■ What the task requires: Find and return each line containing "JSON".
# Start of Data records
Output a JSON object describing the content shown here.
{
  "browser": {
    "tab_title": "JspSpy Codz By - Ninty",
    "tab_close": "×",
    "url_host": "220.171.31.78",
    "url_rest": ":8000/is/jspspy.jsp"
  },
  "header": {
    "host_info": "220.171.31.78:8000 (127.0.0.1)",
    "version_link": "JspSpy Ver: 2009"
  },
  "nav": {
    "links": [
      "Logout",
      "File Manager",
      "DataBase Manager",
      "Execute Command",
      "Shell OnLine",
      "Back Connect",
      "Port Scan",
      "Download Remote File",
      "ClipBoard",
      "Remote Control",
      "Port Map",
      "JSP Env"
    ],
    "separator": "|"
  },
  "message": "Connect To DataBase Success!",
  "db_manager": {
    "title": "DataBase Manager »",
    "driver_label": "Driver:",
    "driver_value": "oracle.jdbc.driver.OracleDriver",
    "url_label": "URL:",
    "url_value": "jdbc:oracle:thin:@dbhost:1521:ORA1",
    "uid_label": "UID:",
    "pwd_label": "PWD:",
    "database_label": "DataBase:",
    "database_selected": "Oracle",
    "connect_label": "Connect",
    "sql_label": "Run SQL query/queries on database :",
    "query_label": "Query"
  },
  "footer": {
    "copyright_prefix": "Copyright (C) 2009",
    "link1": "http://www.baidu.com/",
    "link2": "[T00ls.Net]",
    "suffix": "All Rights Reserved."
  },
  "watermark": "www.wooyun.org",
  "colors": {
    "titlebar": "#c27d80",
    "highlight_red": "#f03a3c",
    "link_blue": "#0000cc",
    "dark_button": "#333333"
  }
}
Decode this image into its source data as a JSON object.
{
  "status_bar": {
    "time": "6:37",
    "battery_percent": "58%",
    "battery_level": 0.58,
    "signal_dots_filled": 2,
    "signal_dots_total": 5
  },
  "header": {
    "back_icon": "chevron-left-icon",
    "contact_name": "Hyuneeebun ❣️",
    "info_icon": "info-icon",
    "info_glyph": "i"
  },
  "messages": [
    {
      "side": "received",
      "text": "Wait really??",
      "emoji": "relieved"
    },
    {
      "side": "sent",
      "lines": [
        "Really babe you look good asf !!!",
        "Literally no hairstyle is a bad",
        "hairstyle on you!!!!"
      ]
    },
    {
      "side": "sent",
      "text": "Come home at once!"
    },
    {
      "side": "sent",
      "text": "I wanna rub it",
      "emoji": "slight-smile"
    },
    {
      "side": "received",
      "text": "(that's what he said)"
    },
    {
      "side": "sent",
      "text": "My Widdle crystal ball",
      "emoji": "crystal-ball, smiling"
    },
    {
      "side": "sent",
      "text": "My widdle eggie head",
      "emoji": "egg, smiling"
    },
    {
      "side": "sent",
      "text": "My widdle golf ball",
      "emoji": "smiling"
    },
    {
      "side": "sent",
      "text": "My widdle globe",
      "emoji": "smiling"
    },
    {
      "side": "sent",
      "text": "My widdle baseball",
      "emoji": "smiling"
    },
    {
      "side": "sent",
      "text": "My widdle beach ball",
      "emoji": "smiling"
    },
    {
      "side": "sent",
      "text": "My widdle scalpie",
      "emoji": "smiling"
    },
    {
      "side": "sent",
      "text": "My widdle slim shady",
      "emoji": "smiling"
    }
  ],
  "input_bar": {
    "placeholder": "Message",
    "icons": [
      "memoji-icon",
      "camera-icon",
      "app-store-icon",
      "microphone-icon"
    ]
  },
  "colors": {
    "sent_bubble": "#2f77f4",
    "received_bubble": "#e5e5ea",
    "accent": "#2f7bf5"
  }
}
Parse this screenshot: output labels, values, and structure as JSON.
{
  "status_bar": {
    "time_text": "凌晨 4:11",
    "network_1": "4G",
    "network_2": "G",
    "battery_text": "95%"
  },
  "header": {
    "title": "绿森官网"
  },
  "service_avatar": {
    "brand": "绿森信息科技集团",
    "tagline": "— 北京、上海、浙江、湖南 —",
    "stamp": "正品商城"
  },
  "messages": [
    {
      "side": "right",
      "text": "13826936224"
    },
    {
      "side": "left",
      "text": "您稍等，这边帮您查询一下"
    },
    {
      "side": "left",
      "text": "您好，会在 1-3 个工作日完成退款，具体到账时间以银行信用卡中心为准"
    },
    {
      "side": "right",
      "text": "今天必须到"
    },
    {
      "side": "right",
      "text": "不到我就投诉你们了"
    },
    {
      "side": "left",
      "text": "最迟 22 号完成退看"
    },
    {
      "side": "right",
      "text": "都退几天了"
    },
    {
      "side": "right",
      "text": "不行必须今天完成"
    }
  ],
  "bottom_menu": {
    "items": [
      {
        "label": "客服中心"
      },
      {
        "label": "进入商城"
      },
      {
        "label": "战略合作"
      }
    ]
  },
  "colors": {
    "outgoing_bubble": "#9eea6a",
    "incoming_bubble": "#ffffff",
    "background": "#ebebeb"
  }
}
# End of Data records
■ Correct result:
Output a JSON object describing the content shown here.
Decode this image into its source data as a JSON object.
Parse this screenshot: output labels, values, and structure as JSON.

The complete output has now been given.